THE PROBLEM: Find how many lines of the listing below include the word "description", then report the number by itself.

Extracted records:
┄┄┄┄┄┄┄┄┄┄

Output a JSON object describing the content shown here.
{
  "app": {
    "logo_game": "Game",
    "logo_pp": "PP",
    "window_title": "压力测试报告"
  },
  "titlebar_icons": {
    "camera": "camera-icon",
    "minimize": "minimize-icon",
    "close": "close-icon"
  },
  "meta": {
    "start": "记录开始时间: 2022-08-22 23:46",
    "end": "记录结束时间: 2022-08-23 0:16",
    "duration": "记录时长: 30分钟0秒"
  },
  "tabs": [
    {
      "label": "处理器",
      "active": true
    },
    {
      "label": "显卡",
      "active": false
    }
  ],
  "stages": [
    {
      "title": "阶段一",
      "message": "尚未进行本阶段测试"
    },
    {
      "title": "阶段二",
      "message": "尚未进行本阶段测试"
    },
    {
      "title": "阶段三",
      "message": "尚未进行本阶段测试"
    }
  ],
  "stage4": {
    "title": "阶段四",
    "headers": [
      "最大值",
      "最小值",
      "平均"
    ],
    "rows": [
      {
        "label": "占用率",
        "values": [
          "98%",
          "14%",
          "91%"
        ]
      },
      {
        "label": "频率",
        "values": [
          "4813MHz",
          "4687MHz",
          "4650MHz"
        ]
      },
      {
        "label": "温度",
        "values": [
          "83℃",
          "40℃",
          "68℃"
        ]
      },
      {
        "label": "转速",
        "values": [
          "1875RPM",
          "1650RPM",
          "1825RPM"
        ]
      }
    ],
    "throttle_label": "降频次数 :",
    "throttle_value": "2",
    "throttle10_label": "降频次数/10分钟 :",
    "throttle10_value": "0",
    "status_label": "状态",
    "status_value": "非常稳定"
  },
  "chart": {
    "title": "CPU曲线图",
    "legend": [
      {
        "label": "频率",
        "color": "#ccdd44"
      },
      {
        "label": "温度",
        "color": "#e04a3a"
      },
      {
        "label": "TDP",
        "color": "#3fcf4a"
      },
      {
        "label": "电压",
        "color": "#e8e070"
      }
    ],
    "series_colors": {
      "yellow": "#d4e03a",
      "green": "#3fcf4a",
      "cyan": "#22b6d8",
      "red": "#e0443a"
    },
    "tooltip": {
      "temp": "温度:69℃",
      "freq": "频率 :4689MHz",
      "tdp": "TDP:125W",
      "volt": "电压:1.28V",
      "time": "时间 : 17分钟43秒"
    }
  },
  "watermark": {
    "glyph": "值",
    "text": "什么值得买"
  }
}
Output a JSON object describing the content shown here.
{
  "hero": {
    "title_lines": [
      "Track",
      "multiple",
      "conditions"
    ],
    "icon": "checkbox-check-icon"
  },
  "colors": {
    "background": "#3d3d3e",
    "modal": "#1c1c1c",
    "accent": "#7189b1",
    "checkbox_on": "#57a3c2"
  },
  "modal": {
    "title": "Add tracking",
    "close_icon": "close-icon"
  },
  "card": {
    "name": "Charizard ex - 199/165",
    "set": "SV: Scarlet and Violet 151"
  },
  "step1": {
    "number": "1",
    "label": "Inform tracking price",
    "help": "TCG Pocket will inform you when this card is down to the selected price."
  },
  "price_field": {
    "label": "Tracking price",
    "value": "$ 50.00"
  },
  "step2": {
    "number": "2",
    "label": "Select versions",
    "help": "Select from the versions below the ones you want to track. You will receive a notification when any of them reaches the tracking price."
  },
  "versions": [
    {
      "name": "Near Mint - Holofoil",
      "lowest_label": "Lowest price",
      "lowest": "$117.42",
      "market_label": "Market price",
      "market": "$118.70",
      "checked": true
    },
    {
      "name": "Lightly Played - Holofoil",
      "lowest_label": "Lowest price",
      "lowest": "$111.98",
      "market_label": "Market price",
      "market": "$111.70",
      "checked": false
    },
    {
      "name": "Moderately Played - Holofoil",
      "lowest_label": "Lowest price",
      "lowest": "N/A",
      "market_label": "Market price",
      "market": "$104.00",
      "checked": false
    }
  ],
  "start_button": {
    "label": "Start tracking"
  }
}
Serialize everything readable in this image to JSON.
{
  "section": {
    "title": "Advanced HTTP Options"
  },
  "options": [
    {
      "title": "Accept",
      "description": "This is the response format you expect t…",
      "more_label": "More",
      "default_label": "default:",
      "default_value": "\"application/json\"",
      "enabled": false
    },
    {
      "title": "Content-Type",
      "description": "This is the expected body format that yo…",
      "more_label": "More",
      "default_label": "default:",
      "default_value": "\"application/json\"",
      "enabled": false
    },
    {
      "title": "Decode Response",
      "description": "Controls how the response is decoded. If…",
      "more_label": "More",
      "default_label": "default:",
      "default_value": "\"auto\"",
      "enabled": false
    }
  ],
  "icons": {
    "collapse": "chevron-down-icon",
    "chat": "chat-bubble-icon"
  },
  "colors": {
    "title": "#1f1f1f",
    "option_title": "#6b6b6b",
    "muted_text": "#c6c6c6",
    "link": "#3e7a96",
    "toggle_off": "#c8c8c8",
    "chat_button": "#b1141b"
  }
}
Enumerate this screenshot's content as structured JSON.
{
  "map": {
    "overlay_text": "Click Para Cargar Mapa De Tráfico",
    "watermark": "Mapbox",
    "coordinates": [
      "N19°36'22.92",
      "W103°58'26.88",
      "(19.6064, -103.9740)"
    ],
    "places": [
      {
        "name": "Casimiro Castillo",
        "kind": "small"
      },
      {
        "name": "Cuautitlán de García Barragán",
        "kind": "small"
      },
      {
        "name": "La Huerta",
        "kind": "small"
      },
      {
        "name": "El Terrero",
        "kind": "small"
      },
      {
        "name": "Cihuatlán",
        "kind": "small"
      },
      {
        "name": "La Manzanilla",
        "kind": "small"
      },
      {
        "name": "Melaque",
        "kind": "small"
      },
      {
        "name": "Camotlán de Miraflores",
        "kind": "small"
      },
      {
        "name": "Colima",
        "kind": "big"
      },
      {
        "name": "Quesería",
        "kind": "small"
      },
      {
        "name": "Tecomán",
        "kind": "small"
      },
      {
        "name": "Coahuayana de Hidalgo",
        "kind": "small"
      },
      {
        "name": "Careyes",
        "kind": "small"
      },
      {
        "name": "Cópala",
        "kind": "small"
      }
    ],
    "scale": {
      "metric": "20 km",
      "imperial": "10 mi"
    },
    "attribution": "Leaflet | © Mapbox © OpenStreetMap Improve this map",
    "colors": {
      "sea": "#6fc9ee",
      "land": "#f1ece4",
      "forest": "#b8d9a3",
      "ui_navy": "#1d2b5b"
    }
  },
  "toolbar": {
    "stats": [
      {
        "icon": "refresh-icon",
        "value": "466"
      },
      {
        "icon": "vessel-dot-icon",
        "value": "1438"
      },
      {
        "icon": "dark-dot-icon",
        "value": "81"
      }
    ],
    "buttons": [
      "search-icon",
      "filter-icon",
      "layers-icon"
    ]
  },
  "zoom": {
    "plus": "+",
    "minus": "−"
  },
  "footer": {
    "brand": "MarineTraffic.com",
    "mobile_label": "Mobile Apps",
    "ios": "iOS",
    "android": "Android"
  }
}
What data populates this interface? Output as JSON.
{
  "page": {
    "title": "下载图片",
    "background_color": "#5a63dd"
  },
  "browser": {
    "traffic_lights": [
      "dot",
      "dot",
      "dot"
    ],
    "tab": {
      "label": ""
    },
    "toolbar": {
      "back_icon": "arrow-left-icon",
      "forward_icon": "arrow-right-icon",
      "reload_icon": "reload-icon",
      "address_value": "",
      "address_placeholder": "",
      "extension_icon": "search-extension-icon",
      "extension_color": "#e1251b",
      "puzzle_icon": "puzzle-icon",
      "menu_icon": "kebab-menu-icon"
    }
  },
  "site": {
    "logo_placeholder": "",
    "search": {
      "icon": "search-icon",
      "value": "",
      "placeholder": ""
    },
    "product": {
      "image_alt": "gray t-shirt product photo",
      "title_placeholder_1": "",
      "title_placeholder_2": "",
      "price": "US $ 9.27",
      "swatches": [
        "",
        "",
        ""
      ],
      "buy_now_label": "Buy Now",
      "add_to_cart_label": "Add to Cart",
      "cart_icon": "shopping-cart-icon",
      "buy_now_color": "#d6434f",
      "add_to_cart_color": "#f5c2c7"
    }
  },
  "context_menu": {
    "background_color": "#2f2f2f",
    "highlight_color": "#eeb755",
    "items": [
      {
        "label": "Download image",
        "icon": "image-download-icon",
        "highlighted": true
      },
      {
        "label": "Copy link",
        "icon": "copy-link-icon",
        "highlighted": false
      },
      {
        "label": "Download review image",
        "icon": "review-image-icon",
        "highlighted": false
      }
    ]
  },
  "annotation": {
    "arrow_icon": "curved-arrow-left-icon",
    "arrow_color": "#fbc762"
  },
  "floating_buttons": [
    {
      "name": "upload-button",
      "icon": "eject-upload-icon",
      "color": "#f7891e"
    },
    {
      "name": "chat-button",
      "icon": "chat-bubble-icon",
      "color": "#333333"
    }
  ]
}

┄┄┄┄┄┄┄┄┄┄

COMPLETE ANSWER: 3